The problem -
Pick out every line of the entries below where "JSON" occurs, and copy those lines.

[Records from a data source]
__________
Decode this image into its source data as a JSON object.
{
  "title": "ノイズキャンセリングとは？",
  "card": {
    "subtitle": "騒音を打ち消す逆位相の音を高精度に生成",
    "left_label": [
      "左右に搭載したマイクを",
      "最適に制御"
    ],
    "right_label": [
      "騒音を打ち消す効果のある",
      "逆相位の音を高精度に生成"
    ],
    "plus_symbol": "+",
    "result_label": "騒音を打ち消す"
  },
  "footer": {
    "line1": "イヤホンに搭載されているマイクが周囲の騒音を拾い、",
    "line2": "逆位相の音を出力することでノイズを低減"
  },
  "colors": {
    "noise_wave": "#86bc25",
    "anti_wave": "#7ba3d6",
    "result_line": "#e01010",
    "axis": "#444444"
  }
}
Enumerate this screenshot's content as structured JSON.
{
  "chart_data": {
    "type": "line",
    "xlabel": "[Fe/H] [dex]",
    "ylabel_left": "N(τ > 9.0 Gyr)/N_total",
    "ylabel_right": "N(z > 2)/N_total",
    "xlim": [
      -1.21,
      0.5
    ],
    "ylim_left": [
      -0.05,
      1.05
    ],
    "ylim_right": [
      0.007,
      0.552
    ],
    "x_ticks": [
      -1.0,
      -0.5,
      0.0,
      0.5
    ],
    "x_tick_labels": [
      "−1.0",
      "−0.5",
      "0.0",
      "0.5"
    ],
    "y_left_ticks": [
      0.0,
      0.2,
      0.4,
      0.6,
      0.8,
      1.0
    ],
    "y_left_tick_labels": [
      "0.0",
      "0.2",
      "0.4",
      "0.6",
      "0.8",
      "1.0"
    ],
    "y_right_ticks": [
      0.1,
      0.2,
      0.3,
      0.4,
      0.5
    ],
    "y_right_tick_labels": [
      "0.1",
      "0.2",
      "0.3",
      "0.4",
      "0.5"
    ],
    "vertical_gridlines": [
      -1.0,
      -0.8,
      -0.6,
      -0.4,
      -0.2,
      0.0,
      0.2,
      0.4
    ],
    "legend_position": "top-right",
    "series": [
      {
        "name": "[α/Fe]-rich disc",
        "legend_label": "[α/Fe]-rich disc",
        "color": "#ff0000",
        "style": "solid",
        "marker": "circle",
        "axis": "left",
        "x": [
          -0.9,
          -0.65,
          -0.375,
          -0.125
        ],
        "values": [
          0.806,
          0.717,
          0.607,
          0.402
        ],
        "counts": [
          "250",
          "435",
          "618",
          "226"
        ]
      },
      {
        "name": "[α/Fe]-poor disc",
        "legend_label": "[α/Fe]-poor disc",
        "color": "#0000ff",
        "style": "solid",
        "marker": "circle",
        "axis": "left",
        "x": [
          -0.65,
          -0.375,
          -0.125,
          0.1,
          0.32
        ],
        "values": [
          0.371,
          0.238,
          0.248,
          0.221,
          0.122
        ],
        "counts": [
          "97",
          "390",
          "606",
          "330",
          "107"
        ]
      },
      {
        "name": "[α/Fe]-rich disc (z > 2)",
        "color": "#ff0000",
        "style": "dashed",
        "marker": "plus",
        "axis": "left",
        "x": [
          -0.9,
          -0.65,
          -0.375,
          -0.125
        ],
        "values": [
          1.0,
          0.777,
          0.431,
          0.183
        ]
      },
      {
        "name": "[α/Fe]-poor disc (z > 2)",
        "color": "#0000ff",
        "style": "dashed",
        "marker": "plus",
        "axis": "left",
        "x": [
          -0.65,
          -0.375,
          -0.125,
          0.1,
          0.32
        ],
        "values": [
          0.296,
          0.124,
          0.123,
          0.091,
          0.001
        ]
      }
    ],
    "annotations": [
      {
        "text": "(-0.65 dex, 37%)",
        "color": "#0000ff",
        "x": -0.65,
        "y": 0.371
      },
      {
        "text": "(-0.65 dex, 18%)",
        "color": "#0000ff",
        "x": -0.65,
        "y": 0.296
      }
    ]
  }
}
__________
Problem solution -
Decode this image into its source data as a JSON object.
Enumerate this screenshot's content as structured JSON.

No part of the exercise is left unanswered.